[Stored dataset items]
=======

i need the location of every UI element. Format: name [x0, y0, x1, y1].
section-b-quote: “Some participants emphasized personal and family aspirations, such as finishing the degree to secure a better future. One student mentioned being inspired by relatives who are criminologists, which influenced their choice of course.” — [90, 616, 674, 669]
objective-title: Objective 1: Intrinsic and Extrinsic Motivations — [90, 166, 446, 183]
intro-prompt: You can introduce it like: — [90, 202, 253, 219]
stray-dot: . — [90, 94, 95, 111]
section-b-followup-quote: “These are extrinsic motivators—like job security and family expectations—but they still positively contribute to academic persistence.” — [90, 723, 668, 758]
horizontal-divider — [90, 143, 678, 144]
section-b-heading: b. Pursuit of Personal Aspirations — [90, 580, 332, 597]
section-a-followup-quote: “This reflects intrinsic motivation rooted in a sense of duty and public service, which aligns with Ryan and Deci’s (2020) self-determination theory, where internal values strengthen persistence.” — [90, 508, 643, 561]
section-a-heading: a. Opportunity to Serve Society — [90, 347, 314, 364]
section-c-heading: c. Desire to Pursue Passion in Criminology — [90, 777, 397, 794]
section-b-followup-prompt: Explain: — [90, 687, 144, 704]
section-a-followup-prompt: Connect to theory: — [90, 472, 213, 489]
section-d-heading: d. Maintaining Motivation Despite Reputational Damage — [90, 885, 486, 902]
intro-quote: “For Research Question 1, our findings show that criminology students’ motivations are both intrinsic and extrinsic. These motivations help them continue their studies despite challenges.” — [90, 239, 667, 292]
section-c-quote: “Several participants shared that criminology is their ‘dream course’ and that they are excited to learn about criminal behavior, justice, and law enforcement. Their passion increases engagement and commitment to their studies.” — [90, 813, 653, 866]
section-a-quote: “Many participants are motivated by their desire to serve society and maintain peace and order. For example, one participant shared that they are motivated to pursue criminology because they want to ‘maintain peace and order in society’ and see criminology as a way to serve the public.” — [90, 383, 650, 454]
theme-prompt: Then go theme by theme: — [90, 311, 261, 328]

=======

→ TASK DESCRIPTION
List every line in the listing above that contains the string "followup", treating uppercase and lowercase as different.

→ RESPONSE TO THE EXERCISE
section-b-followup-quote: “These are extrinsic motivators—like job security and family expectations—but they still positively contribute to academic persistence.” — [90, 723, 668, 758]
section-a-followup-quote: “This reflects intrinsic motivation rooted in a sense of duty and public service, which aligns with Ryan and Deci’s (2020) self-determination theory, where internal values strengthen persistence.” — [90, 508, 643, 561]
section-b-followup-prompt: Explain: — [90, 687, 144, 704]
section-a-followup-prompt: Connect to theory: — [90, 472, 213, 489]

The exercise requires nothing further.